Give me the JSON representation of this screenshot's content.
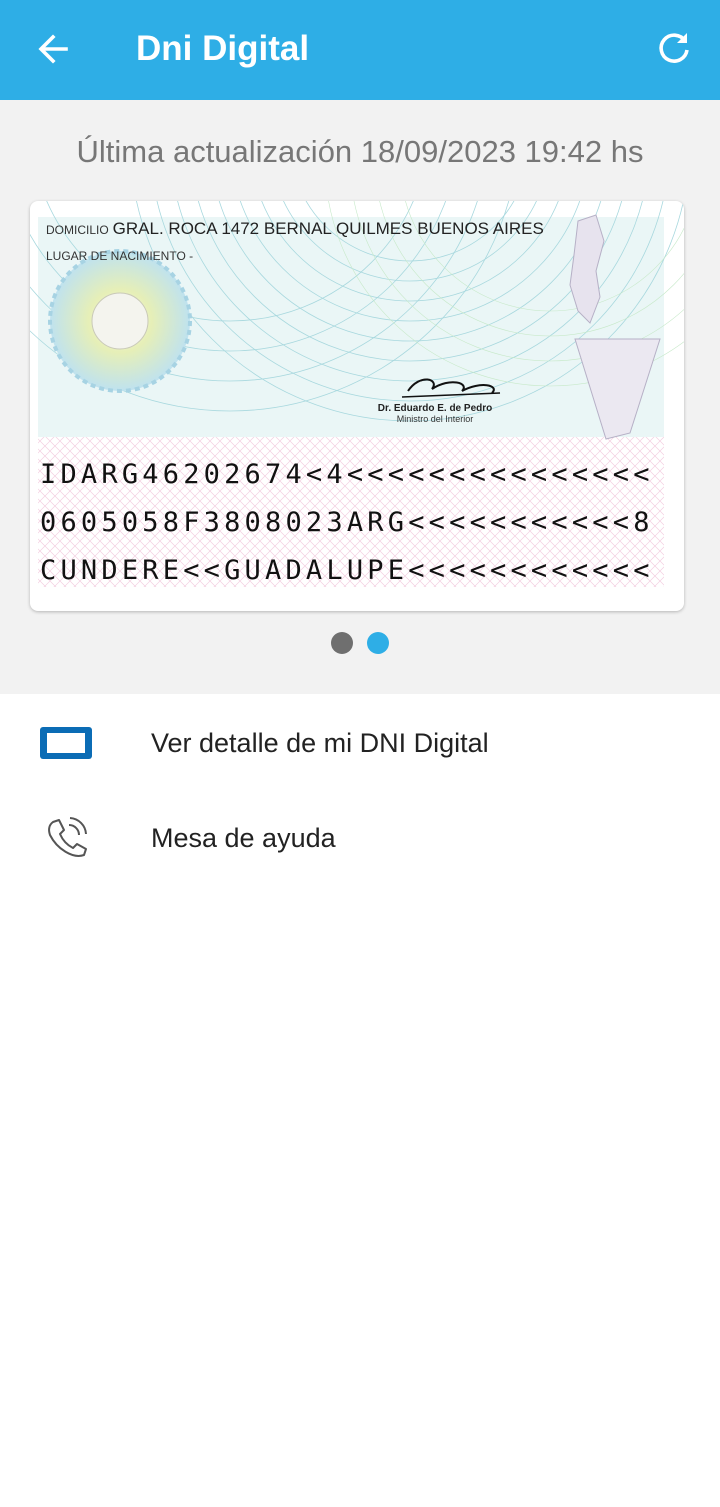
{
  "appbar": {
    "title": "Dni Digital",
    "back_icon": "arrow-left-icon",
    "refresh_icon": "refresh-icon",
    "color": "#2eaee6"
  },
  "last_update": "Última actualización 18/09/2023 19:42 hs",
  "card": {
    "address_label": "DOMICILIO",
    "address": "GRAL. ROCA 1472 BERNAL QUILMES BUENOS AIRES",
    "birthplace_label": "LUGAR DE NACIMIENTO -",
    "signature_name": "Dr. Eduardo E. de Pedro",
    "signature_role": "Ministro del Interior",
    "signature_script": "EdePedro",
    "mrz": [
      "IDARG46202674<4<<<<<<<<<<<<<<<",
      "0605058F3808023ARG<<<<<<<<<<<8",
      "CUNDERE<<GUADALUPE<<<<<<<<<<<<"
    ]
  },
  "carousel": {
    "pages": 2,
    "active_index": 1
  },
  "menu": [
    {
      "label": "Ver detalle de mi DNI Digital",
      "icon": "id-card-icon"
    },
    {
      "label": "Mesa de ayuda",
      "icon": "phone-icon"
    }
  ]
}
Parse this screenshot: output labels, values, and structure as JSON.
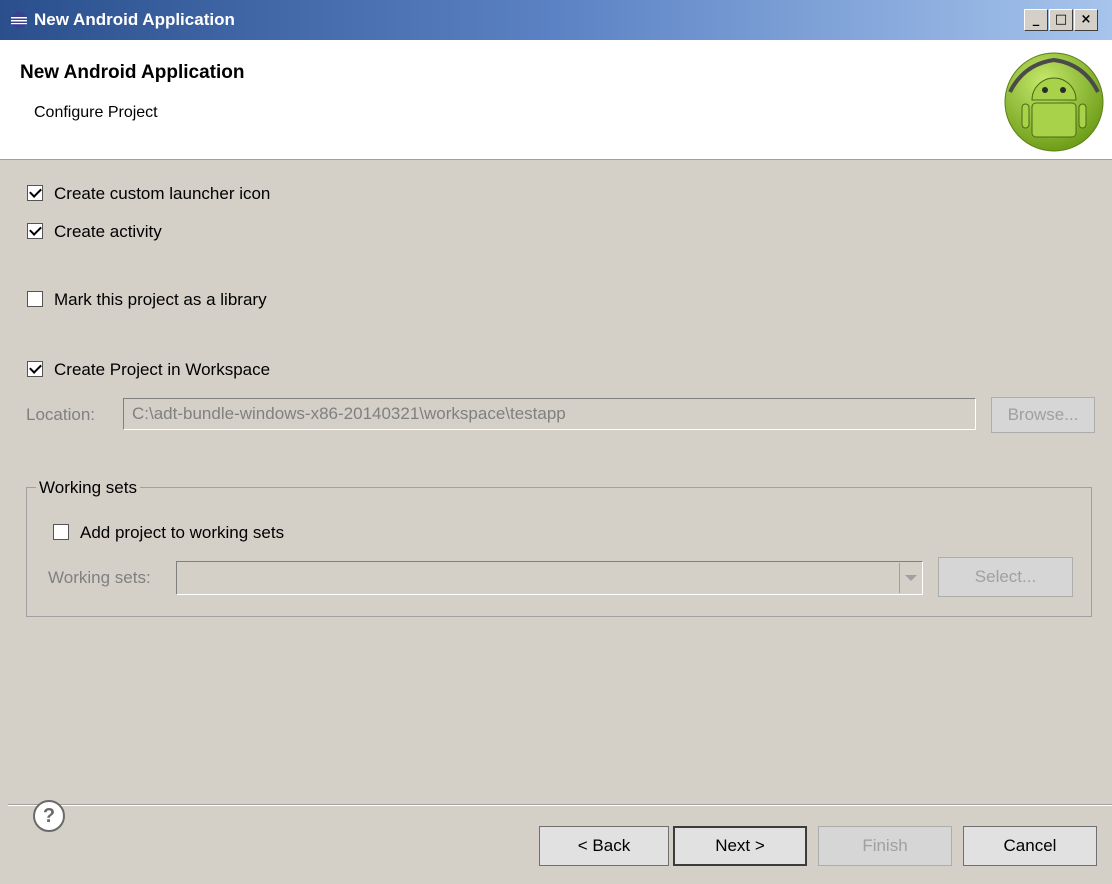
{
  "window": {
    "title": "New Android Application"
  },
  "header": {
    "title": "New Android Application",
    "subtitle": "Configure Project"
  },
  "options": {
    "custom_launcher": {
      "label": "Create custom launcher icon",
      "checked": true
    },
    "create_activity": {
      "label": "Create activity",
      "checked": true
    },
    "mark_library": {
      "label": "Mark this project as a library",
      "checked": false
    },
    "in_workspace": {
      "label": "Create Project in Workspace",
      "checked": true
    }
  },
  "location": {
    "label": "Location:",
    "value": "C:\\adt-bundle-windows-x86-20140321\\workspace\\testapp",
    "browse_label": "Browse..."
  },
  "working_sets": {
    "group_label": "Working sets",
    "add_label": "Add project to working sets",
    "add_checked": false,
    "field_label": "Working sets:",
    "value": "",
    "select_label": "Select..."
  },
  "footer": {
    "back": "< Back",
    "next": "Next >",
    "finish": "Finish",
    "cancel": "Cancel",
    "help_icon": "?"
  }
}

Do this:
Your answer should be a single number: the count of lines in the entries that contain the word "Digital".

Full output:
2